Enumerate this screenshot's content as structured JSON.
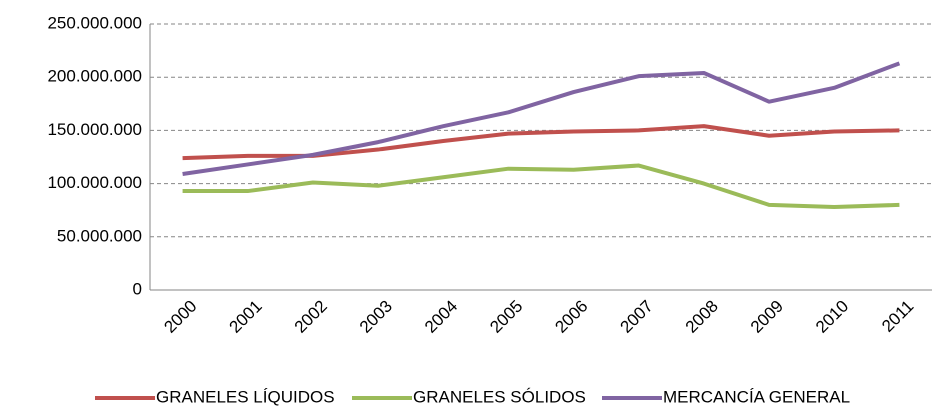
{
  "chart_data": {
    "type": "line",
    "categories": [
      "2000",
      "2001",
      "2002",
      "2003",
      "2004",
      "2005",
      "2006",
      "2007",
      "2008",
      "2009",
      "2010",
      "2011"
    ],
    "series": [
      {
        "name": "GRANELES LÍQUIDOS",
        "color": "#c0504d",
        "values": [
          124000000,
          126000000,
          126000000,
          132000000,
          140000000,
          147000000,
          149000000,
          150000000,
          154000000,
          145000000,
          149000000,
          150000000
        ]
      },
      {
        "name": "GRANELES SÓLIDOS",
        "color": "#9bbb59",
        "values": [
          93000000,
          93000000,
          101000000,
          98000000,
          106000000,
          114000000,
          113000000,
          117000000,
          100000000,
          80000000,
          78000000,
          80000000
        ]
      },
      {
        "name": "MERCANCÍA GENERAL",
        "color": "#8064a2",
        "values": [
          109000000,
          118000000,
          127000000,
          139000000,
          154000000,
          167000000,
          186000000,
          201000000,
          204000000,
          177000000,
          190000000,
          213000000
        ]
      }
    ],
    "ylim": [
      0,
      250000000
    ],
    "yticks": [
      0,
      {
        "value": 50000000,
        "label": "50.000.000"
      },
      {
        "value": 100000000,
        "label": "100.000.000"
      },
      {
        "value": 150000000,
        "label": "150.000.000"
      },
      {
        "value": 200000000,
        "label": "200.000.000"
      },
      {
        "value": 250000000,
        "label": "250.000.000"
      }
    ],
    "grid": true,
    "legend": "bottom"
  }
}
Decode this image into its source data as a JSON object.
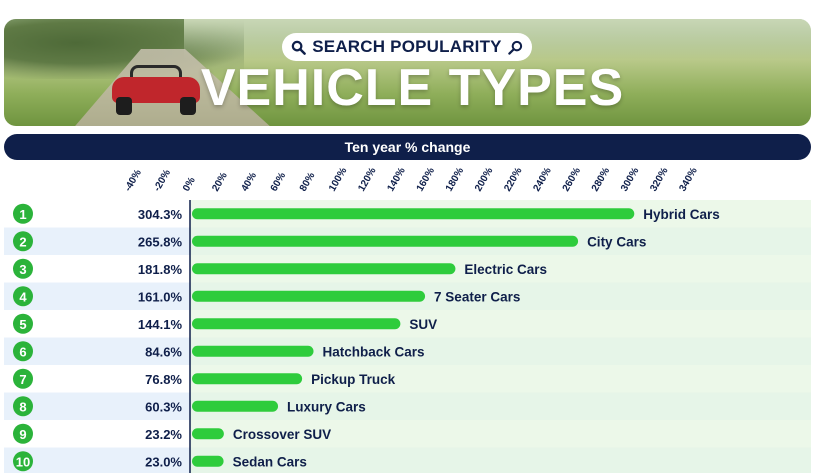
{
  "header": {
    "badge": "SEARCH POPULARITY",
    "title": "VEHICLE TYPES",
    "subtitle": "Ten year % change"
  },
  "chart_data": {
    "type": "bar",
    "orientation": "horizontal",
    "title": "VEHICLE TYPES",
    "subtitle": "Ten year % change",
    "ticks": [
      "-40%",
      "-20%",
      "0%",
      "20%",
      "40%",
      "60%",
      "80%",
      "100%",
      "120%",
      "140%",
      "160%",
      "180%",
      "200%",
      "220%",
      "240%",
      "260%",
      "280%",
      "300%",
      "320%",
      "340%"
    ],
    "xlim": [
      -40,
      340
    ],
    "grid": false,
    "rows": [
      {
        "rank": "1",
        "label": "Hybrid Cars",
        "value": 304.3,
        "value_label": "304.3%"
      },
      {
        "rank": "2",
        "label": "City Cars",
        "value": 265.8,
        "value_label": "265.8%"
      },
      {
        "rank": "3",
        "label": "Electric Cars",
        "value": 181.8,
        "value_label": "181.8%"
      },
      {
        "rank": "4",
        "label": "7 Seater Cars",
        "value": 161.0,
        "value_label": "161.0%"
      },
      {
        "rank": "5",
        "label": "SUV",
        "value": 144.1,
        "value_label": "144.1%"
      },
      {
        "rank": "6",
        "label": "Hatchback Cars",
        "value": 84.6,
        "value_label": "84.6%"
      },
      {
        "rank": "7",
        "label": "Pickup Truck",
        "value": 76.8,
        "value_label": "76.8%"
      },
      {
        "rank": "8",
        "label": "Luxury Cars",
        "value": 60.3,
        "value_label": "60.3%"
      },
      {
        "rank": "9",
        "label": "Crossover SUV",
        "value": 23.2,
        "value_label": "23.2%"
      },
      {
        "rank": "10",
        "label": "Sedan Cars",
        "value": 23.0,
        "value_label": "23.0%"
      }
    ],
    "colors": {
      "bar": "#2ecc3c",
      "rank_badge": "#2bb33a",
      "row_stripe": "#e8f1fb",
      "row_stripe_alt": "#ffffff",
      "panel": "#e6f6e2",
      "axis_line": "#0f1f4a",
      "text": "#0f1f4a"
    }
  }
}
===
◆ **GOAL**
For this exercise, gather every line of the data that contains the word "subtitle".

◆ **SOLVED PROBLEM**
    "subtitle": "Ten year % change"
    "subtitle": "Ten year % change",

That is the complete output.